# Given exercise:
Copy out each line that has "ERROR" in it.

# Data supplied:
--
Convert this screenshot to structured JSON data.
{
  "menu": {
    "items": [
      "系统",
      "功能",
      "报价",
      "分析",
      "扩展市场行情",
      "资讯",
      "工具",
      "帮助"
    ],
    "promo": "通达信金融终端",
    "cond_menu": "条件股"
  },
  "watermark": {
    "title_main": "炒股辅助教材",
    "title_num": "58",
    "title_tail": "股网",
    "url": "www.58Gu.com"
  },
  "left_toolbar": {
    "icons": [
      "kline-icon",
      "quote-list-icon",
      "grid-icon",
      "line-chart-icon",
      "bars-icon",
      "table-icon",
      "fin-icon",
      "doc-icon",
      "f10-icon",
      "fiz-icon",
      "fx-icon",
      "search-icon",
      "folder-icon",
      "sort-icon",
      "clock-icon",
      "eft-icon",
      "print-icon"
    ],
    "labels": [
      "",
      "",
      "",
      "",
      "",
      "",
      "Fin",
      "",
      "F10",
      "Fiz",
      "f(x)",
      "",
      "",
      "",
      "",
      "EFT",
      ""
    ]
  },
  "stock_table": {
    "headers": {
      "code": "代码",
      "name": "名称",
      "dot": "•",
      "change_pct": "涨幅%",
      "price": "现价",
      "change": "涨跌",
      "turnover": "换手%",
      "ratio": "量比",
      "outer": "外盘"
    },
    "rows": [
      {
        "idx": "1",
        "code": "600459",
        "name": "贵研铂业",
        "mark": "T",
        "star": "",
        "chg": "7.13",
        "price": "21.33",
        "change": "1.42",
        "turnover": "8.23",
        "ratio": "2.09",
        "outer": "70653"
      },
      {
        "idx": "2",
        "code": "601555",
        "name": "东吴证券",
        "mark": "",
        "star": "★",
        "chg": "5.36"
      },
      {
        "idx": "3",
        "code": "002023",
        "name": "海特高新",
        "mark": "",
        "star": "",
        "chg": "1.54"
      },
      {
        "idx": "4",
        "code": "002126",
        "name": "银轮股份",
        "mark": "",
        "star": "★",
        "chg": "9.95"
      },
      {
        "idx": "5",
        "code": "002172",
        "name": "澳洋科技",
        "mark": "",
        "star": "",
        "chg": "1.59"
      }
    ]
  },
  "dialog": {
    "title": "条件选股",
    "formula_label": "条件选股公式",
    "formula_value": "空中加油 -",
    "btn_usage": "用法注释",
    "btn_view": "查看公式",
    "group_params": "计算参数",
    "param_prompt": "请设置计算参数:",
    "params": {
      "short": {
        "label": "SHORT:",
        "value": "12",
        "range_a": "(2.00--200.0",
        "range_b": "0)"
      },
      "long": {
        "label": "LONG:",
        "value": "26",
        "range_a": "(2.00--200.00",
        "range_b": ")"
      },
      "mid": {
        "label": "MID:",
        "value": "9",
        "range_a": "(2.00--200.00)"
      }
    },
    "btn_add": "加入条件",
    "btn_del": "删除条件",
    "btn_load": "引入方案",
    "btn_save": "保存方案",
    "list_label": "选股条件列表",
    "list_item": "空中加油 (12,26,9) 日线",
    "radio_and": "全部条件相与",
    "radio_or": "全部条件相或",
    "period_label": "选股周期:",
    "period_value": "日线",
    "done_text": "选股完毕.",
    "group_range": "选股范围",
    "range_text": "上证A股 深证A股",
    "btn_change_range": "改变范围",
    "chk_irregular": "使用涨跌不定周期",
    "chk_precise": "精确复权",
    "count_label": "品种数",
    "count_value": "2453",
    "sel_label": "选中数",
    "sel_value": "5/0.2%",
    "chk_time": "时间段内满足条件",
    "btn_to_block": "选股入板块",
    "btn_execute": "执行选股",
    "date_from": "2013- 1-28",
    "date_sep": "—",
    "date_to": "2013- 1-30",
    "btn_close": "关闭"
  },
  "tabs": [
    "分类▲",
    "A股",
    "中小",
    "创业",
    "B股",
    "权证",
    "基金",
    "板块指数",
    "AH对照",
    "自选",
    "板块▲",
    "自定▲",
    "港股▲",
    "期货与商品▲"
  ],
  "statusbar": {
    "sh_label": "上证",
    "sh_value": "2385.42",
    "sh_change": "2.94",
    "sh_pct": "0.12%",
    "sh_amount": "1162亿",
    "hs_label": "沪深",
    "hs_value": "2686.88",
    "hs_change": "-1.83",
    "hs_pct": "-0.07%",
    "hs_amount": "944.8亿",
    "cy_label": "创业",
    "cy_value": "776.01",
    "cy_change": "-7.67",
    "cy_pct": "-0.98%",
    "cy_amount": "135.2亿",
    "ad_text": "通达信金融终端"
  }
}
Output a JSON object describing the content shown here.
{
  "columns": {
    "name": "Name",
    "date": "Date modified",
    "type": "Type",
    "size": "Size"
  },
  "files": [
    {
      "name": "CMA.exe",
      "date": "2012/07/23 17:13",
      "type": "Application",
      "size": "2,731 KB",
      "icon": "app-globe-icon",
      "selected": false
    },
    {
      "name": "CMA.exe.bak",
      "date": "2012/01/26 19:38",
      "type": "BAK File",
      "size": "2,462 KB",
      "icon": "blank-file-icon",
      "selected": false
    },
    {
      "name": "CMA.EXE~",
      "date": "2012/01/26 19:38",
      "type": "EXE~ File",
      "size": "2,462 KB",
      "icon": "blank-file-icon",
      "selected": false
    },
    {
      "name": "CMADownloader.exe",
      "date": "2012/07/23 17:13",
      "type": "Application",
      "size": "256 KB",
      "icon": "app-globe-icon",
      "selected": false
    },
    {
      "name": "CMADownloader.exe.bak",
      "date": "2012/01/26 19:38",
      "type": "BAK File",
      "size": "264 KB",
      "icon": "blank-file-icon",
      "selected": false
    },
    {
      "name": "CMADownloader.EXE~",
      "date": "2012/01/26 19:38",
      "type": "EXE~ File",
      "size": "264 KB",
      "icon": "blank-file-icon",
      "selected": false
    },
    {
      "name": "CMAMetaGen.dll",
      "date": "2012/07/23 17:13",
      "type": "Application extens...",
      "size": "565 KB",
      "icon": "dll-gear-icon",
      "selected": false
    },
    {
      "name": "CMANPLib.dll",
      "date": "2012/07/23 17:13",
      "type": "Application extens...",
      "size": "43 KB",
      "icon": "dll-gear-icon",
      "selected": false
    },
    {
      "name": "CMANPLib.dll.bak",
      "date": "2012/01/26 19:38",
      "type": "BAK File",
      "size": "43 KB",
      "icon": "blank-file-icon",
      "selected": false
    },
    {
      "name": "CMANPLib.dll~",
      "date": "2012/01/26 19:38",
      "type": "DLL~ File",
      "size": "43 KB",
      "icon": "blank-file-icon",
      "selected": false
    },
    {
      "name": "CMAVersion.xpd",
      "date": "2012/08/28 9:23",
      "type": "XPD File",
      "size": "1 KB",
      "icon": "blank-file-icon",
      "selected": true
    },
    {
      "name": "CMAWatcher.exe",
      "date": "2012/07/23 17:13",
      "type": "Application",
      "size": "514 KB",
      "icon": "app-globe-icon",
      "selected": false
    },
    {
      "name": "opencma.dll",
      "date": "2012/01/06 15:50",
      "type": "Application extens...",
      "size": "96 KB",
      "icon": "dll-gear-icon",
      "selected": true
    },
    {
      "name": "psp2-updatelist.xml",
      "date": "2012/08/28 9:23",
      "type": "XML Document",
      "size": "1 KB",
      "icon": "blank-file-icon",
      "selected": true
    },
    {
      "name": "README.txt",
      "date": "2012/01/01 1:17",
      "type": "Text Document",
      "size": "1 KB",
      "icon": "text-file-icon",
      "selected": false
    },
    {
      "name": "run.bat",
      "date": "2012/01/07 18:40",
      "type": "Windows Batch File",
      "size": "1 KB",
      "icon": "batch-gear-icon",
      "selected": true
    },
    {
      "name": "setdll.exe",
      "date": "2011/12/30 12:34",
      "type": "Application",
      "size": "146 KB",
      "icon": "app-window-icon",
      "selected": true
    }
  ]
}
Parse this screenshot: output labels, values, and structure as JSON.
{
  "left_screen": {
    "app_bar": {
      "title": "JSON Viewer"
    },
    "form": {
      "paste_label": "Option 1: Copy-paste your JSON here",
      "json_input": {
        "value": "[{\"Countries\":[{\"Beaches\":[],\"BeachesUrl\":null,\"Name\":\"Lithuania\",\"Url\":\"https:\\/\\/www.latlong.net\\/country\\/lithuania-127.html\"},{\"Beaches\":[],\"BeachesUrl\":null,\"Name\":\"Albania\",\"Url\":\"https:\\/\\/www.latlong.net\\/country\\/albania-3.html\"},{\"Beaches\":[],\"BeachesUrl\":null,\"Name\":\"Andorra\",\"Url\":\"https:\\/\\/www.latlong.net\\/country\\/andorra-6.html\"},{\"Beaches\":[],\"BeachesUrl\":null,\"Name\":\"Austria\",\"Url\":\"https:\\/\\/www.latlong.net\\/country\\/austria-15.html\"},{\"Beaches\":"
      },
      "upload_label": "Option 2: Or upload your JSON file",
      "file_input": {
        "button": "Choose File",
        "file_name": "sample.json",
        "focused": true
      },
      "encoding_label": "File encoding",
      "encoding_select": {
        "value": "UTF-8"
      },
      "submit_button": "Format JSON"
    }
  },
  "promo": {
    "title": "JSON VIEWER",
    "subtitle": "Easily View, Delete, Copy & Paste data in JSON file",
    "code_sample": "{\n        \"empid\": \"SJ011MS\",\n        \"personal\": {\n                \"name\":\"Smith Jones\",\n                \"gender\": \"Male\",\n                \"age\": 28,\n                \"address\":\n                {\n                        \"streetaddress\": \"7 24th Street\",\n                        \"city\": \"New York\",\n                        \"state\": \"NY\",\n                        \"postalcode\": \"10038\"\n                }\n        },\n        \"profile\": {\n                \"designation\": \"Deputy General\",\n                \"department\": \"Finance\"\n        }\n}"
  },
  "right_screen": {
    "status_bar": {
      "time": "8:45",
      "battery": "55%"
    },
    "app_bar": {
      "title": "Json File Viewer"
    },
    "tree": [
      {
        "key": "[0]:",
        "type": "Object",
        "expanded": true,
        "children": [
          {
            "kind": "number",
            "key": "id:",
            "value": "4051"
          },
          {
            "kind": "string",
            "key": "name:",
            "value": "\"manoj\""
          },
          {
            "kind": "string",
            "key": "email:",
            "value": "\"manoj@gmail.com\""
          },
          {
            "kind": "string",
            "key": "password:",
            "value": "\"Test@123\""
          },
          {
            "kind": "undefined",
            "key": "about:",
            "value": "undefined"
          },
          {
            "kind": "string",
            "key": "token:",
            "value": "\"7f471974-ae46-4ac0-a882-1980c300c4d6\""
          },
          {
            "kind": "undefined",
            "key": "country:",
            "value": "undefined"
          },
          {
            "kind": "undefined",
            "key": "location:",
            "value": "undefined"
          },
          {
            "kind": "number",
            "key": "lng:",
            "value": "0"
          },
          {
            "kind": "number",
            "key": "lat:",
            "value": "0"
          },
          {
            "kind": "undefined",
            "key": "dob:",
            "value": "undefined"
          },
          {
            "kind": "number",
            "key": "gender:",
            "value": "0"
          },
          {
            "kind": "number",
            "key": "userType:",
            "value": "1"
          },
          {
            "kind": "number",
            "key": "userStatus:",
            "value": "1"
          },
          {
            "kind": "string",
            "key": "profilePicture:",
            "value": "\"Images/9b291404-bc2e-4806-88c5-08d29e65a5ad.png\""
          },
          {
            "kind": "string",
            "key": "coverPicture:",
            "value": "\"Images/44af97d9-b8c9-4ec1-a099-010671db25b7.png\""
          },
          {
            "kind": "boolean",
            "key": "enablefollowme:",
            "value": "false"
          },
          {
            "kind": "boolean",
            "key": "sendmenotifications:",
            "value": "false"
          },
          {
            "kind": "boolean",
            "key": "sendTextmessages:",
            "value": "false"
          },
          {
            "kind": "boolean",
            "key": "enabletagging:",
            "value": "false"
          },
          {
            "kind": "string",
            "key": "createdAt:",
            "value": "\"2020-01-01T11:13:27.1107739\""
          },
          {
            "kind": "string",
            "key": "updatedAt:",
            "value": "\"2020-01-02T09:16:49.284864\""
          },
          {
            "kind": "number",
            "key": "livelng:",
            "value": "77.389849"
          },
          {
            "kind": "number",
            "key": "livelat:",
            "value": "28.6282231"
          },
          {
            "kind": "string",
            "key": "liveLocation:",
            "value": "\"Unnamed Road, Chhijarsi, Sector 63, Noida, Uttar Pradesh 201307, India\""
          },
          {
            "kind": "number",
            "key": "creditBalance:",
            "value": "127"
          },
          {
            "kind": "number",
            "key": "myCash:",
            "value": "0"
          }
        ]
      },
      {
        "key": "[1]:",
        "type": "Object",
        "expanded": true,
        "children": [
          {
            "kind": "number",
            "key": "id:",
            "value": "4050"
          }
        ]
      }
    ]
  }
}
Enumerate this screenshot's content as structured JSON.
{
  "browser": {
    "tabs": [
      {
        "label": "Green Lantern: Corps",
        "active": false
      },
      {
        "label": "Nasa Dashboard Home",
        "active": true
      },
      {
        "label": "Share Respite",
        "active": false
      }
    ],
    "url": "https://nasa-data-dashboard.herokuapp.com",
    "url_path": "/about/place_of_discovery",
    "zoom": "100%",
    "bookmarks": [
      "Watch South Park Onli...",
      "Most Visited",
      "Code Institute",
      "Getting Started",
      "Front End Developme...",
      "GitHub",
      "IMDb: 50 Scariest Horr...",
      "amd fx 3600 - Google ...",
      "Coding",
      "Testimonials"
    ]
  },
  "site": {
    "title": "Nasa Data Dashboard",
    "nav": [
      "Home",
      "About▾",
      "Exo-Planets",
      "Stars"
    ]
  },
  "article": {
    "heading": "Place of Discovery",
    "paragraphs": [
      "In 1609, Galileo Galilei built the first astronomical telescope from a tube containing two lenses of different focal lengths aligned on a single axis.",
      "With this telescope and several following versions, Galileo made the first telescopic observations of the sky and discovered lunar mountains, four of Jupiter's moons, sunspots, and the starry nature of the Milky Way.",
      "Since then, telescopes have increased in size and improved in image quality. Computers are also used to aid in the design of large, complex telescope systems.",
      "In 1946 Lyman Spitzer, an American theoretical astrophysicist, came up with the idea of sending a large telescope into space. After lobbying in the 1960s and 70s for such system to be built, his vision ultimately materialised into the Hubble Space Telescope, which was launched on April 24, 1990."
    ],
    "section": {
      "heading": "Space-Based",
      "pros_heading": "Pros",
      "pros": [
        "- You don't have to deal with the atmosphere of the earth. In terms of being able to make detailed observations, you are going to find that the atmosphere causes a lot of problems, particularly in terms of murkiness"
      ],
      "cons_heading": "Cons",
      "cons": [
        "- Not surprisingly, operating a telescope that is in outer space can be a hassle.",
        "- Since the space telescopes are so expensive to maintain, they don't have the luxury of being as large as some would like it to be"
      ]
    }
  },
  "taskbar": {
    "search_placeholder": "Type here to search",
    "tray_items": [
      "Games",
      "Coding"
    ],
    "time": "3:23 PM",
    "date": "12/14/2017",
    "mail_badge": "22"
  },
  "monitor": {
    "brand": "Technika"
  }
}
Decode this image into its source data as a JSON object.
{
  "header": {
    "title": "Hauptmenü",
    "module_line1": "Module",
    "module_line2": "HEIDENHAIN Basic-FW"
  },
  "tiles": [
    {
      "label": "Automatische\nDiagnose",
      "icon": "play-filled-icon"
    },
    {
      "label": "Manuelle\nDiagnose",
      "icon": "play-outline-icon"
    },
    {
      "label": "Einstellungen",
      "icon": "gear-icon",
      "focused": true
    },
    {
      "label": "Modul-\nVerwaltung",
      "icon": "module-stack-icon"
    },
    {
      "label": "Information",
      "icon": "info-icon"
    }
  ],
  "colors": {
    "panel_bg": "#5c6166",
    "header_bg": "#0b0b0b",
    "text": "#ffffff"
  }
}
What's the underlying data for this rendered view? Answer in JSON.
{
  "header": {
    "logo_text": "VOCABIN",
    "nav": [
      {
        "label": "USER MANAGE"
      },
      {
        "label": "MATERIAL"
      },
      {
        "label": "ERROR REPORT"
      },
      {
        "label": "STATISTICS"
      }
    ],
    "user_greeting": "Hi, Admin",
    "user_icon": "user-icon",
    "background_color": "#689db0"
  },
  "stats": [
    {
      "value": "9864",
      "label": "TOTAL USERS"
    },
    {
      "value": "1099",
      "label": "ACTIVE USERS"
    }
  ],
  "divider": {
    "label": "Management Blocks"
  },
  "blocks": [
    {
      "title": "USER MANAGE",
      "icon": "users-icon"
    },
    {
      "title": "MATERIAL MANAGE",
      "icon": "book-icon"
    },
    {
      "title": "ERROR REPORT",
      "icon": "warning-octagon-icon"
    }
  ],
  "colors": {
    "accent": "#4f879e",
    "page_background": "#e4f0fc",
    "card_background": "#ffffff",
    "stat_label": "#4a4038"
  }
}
--
# Worked solution:
        "label": "ERROR REPORT"
      "title": "ERROR REPORT",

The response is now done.